_Written task_: Search the records for "Investigator" and copy each line that holds it.

_Material shown_:
§

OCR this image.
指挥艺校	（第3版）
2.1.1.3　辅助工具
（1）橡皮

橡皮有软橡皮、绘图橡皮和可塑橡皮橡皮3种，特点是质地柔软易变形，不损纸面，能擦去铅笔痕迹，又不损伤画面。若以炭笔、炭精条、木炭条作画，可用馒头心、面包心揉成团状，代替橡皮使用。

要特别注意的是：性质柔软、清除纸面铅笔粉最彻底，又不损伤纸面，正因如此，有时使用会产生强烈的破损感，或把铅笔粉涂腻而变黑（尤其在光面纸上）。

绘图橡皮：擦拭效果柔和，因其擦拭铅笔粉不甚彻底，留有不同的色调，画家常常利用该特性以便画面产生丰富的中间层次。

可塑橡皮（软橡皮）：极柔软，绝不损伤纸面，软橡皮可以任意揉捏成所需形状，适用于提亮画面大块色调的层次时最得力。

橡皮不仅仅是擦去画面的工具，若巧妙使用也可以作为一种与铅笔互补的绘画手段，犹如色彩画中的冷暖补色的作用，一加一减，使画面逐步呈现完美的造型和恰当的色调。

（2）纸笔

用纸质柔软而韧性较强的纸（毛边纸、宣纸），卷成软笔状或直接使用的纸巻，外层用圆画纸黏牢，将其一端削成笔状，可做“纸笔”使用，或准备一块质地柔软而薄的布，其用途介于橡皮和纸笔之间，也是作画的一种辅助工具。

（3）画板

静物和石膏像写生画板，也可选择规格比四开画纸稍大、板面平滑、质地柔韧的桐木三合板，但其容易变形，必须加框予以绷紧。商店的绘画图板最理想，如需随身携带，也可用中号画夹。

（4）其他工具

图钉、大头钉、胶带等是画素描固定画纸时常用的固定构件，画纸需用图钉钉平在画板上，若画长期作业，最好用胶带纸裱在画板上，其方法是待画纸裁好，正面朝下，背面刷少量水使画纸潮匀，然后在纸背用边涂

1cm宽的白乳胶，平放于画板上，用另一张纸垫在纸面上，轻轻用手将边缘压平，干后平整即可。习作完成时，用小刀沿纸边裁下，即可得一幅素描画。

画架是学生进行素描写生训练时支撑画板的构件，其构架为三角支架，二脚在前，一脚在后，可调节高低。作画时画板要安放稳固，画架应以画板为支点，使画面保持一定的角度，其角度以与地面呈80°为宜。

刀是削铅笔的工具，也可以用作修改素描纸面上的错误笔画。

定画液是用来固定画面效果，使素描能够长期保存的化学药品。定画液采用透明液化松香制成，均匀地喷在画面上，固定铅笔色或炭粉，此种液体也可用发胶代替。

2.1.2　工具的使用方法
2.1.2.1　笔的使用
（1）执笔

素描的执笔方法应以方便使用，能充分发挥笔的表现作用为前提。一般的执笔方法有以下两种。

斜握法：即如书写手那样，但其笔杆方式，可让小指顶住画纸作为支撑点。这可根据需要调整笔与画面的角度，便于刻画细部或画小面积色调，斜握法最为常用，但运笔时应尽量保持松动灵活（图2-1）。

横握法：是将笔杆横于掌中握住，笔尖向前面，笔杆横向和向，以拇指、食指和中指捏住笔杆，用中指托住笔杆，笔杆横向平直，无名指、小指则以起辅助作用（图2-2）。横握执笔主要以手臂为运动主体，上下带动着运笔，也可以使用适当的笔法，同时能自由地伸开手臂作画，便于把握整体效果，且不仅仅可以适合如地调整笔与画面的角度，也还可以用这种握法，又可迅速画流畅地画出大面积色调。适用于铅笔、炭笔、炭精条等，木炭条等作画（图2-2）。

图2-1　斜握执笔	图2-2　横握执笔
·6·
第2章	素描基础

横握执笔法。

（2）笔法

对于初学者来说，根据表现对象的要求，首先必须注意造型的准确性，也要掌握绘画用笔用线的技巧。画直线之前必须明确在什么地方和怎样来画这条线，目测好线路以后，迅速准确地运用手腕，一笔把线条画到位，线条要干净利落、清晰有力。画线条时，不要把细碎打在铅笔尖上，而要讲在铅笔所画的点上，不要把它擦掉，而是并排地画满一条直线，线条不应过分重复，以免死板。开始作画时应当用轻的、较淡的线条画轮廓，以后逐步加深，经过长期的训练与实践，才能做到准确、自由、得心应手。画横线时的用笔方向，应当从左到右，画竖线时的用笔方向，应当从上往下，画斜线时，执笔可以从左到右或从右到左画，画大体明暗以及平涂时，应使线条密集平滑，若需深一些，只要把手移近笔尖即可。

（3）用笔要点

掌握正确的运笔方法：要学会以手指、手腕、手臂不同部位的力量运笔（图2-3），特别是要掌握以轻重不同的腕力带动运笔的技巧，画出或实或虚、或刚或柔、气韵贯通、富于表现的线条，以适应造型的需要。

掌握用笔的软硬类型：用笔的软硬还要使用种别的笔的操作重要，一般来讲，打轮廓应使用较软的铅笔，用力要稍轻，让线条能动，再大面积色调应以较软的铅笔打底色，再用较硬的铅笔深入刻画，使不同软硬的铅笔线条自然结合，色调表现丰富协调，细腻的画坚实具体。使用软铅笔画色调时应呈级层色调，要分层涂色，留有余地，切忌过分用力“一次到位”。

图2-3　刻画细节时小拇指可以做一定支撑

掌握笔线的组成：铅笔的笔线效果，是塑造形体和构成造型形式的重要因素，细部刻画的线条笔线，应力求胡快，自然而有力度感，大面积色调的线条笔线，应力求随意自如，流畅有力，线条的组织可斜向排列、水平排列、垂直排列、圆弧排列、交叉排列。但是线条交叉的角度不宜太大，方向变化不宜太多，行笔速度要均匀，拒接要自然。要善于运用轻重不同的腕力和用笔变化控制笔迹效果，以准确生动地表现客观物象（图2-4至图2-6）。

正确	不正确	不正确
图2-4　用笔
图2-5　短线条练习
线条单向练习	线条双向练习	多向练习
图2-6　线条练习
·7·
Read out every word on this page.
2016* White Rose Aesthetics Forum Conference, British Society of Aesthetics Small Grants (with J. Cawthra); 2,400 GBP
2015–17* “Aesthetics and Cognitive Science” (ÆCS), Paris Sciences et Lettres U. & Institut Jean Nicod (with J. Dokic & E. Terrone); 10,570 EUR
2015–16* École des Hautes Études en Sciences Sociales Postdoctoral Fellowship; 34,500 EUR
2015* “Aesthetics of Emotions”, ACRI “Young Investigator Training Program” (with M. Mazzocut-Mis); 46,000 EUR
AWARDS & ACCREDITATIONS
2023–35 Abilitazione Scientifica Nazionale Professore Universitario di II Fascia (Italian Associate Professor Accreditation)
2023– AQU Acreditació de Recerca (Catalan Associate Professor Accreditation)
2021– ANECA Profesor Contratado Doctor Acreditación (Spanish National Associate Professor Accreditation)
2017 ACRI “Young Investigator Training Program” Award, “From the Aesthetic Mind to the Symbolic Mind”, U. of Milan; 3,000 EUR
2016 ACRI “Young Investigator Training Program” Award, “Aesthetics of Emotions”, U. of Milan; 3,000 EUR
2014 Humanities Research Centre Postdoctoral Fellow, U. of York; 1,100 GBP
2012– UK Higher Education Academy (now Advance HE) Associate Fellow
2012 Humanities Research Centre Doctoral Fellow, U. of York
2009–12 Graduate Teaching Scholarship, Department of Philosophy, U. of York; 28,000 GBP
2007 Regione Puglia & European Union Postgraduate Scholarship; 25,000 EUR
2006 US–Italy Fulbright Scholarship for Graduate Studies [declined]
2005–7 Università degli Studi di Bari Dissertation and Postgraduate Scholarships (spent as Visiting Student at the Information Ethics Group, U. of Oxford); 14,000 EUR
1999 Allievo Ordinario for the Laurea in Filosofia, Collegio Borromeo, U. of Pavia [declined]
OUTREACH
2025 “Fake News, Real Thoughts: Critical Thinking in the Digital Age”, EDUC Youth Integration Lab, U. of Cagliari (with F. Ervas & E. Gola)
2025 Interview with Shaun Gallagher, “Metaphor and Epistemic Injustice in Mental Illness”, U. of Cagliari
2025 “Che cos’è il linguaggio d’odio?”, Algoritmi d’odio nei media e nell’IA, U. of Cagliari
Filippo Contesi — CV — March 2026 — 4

§

_Answer to the task_:
2015* “Aesthetics of Emotions”, ACRI “Young Investigator Training Program” (with M. Mazzocut-Mis); 46,000 EUR
2017 ACRI “Young Investigator Training Program” Award, “From the Aesthetic Mind to the Symbolic Mind”, U. of Milan; 3,000 EUR
2016 ACRI “Young Investigator Training Program” Award, “Aesthetics of Emotions”, U. of Milan; 3,000 EUR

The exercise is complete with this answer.